- The exercise
Find each line holding "CÓMO" and copy it out.

[Start Supplied records]

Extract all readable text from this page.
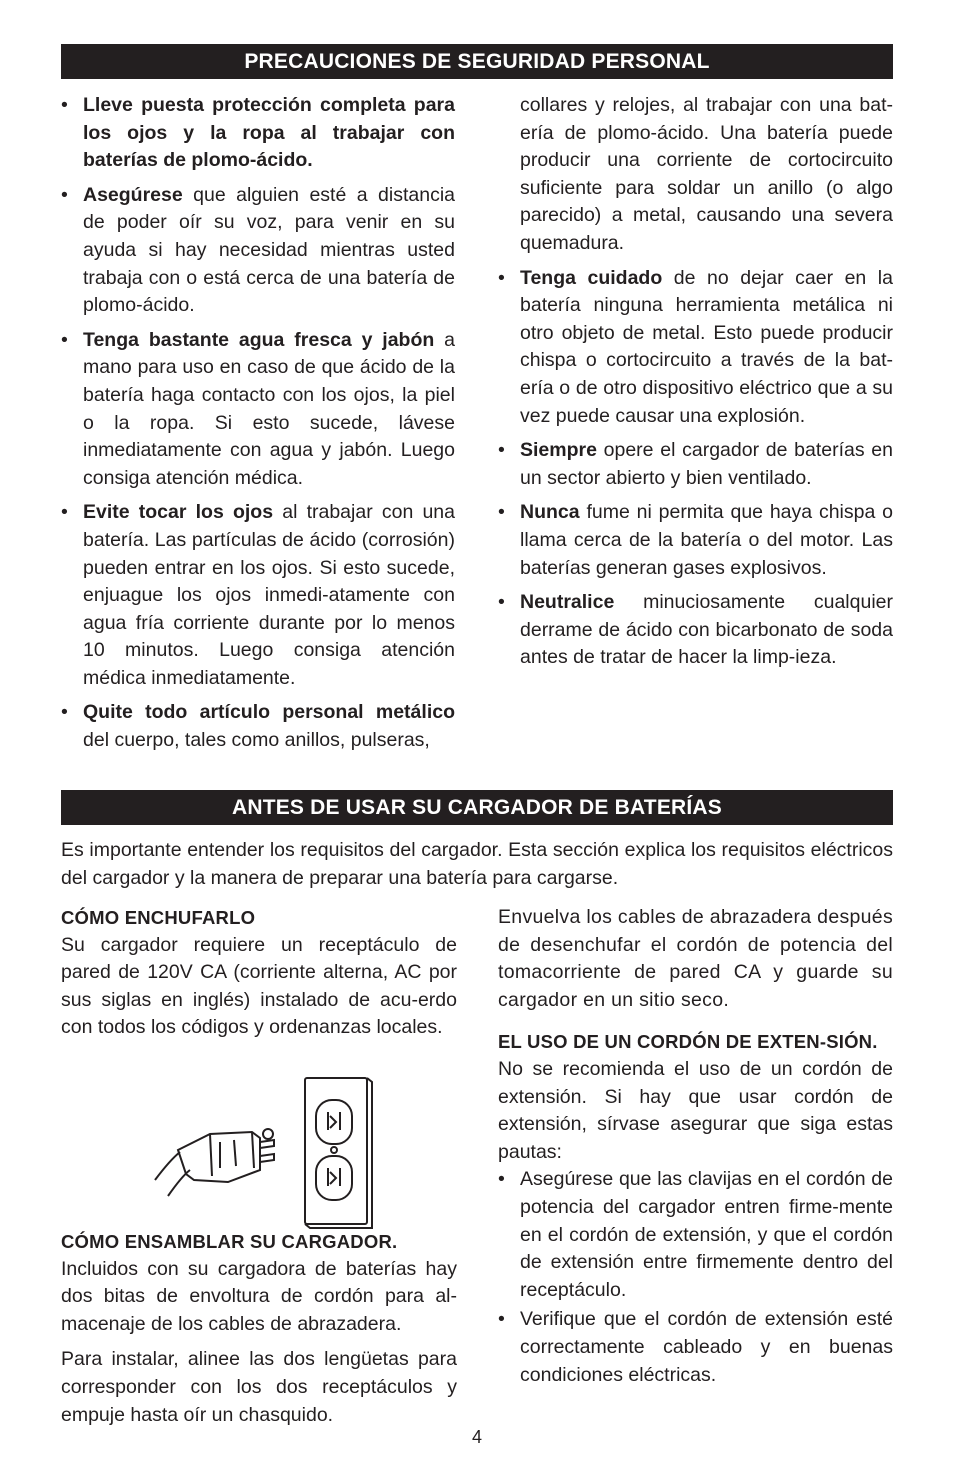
PRECAUCIONES DE SEGURIDAD PERSONAL
• Lleve puesta protección completa para los ojos y la ropa al trabajar con baterías de plomo-ácido.
• Asegúrese que alguien esté a distancia de poder oír su voz, para venir en su ayuda si hay necesidad mientras usted trabaja con o está cerca de una batería de plomo-ácido.
• Tenga bastante agua fresca y jabón a mano para uso en caso de que ácido de la batería haga contacto con los ojos, la piel o la ropa. Si esto sucede, lávese inmediatamente con agua y jabón. Luego consiga atención médica.
• Evite tocar los ojos al trabajar con una batería. Las partículas de ácido (corrosión) pueden entrar en los ojos. Si esto sucede, enjuague los ojos inmedi-atamente con agua fría corriente durante por lo menos 10 minutos. Luego consiga atención médica inmediatamente.
• Quite todo artículo personal metálico del cuerpo, tales como anillos, pulseras,
collares y relojes, al trabajar con una bat-ería de plomo-ácido. Una batería puede producir una corriente de cortocircuito suficiente para soldar un anillo (o algo parecido) a metal, causando una severa quemadura.
• Tenga cuidado de no dejar caer en la batería ninguna herramienta metálica ni otro objeto de metal. Esto puede producir chispa o cortocircuito a través de la bat-ería o de otro dispositivo eléctrico que a su vez puede causar una explosión.
• Siempre opere el cargador de baterías en un sector abierto y bien ventilado.
• Nunca fume ni permita que haya chispa o llama cerca de la batería o del motor. Las baterías generan gases explosivos.
• Neutralice minuciosamente cualquier derrame de ácido con bicarbonato de soda antes de tratar de hacer la limp-ieza.
ANTES DE USAR SU CARGADOR DE BATERÍAS
Es importante entender los requisitos del cargador. Esta sección explica los requisitos eléctricos del cargador y la manera de preparar una batería para cargarse.
CÓMO ENCHUFARLO

Su cargador requiere un receptáculo de pared de 120V CA (corriente alterna, AC por sus siglas en inglés) instalado de acu-erdo con todos los códigos y ordenanzas locales.

CÓMO ENSAMBLAR SU CARGADOR.

Incluidos con su cargadora de baterías hay dos bitas de envoltura de cordón para al-macenaje de los cables de abrazadera.

Para instalar, alinee las dos lengüetas para corresponder con los dos receptáculos y empuje hasta oír un chasquido.

Envuelva los cables de abrazadera después de desenchufar el cordón de potencia del tomacorriente de pared CA y guarde su cargador en un sitio seco.

EL USO DE UN CORDÓN DE EXTEN-SIÓN.

No se recomienda el uso de un cordón de extensión. Si hay que usar cordón de extensión, sírvase asegurar que siga estas pautas:

• Asegúrese que las clavijas en el cordón de potencia del cargador entren firme-mente en el cordón de extensión, y que el cordón de extensión entre firmemente dentro del receptáculo.
• Verifique que el cordón de extensión esté correctamente cableado y en buenas condiciones eléctricas.
4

[End Supplied records]

- Expected answer
CÓMO ENCHUFARLO
CÓMO ENSAMBLAR SU CARGADOR.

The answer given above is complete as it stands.